* begin *

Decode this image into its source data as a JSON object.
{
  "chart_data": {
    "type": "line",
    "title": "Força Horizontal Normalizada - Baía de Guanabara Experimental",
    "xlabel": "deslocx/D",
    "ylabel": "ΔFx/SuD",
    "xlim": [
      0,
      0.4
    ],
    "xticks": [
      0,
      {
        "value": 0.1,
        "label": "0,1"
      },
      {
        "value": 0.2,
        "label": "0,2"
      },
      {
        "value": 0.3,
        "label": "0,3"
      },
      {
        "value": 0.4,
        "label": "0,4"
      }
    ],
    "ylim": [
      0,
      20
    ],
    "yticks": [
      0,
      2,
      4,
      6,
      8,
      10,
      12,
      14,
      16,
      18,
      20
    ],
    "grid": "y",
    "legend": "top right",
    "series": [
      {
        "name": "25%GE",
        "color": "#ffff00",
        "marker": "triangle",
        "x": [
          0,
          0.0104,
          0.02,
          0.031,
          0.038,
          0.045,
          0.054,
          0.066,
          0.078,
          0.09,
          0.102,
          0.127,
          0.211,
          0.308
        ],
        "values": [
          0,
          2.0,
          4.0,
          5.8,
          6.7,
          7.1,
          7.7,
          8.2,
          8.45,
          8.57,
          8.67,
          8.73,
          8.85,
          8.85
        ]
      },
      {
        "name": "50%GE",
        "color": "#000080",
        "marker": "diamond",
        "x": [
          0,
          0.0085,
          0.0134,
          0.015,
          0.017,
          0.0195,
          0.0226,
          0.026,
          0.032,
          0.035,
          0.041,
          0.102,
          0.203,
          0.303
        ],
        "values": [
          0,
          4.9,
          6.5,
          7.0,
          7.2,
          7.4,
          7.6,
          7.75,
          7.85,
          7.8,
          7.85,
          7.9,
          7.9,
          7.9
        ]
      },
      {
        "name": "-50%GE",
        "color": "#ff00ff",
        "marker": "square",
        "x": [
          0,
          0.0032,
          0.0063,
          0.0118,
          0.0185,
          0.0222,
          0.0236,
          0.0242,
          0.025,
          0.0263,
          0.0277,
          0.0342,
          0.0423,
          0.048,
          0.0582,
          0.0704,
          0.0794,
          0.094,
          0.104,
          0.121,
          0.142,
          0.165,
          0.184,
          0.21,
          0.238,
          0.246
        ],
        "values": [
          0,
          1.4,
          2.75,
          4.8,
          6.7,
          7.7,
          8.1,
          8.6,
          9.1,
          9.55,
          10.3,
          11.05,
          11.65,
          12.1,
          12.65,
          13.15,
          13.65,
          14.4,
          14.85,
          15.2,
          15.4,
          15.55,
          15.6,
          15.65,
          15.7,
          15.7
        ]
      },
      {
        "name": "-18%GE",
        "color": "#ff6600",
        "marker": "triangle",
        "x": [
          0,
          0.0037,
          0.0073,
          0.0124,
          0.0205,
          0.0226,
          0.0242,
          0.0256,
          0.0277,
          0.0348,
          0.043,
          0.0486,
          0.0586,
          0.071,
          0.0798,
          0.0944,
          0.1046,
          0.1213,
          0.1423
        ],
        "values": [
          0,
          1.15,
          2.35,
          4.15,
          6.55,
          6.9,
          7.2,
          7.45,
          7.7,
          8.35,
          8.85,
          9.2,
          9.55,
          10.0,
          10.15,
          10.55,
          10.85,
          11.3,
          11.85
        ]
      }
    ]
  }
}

* end *

Job: Check each line of the records above for "marker", and copy those that have it.

Answer to this exercise:
        "marker": "triangle",
        "marker": "diamond",
        "marker": "square",
        "marker": "triangle",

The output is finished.